[BEGIN DATA TO PROCESS]

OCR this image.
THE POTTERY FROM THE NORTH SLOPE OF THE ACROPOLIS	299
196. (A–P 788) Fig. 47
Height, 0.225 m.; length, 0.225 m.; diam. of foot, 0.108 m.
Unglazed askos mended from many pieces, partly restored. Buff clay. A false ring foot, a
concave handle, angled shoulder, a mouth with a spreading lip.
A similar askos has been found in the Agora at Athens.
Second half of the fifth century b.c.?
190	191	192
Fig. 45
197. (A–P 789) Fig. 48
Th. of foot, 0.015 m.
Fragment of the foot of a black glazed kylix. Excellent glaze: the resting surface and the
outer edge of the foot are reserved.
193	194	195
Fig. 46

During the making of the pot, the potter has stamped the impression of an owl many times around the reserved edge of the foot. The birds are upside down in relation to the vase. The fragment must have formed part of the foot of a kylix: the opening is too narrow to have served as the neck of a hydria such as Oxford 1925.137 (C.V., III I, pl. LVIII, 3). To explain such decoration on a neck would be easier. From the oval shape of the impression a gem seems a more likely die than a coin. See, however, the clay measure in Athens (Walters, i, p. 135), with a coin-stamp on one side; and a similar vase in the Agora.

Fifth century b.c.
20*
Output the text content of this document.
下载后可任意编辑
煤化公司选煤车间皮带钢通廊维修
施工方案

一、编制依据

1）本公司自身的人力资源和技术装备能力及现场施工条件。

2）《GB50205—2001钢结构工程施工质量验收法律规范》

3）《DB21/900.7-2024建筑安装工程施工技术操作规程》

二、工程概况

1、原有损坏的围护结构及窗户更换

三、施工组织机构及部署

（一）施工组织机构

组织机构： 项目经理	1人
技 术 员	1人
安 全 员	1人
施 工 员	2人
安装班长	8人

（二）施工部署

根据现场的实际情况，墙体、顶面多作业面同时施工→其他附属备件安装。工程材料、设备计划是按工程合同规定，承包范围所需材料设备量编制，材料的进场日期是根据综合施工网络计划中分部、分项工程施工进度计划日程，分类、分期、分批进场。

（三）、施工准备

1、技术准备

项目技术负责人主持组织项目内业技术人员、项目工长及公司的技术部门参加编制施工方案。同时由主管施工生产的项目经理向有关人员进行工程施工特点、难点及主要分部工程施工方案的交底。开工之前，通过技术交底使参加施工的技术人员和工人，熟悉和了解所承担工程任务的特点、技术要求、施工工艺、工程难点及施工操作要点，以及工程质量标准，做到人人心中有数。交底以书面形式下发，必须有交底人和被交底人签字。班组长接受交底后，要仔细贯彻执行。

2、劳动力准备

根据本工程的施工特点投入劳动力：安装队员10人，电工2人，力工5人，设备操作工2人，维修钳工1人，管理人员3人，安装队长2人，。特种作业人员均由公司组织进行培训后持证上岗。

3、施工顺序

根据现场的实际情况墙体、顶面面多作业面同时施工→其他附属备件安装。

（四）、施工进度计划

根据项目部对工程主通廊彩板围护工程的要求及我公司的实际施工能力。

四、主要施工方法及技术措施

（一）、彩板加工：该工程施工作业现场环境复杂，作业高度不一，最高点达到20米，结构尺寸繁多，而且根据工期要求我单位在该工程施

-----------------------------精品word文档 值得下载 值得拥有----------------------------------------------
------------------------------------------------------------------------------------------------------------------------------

[END DATA TO PROCESS]

§ **EXERCISE TASK**
Extract every line from the records above that contains the word "this".

§ **SOLUTION**
OCR this image.
Output the text content of this document.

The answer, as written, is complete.